▶ _Extracted entries_
------------------------

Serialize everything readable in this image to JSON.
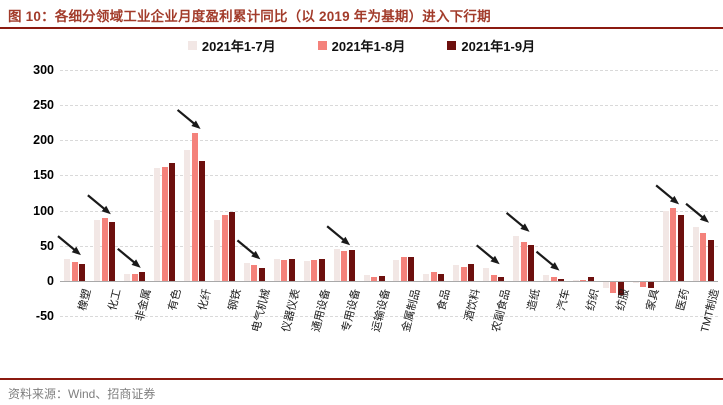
{
  "title": "图 10：各细分领域工业企业月度盈利累计同比（以 2019 年为基期）进入下行期",
  "source": "资料来源：Wind、招商证券",
  "colors": {
    "title_text": "#A23B2A",
    "rule": "#8B1A10",
    "grid": "#D9D9D9",
    "zero_axis": "#A9A9A9",
    "arrow": "#1A1A1A",
    "source_text": "#7F7F7F",
    "series_1_7": "#F2E7E5",
    "series_1_8": "#F4827B",
    "series_1_9": "#6D100E"
  },
  "chart_data": {
    "type": "bar",
    "categories": [
      "橡塑",
      "化工",
      "非金属",
      "有色",
      "化纤",
      "钢铁",
      "电气机械",
      "仪器仪表",
      "通用设备",
      "专用设备",
      "运输设备",
      "金属制品",
      "食品",
      "酒饮料",
      "农副食品",
      "造纸",
      "汽车",
      "纺织",
      "纺服",
      "家具",
      "医药",
      "TMT制造"
    ],
    "series": [
      {
        "name": "2021年1-7月",
        "color": "#F2E7E5",
        "values": [
          31,
          87,
          10,
          160,
          186,
          87,
          25,
          31,
          28,
          45,
          8,
          30,
          10,
          22,
          18,
          64,
          9,
          1,
          -8,
          -2,
          100,
          77
        ]
      },
      {
        "name": "2021年1-8月",
        "color": "#F4827B",
        "values": [
          27,
          89,
          10,
          162,
          210,
          93,
          22,
          30,
          30,
          42,
          5,
          34,
          13,
          20,
          9,
          55,
          5,
          2,
          -15,
          -7,
          103,
          68
        ]
      },
      {
        "name": "2021年1-9月",
        "color": "#6D100E",
        "values": [
          24,
          84,
          13,
          167,
          170,
          98,
          19,
          31,
          31,
          44,
          7,
          34,
          10,
          24,
          5,
          51,
          3,
          6,
          -18,
          -9,
          93,
          58
        ]
      }
    ],
    "title": "各细分领域工业企业月度盈利累计同比（以 2019 年为基期）进入下行期",
    "xlabel": "",
    "ylabel": "",
    "ylim": [
      -50,
      300
    ],
    "yticks": [
      300,
      250,
      200,
      150,
      100,
      50,
      0,
      -50
    ],
    "grid": "horizontal-dashed",
    "legend_position": "top-center",
    "annotations": {
      "arrow_style": "diagonal-down-right",
      "arrow_categories": [
        "橡塑",
        "化工",
        "非金属",
        "化纤",
        "电气机械",
        "专用设备",
        "农副食品",
        "造纸",
        "汽车",
        "医药",
        "TMT制造"
      ]
    }
  }
}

------------------------

▶ _The problem_
Gather and return every line that holds the string "年为基期".

▶ _Response below_
  "title": "图 10：各细分领域工业企业月度盈利累计同比（以 2019 年为基期）进入下行期",
    "title": "各细分领域工业企业月度盈利累计同比（以 2019 年为基期）进入下行期",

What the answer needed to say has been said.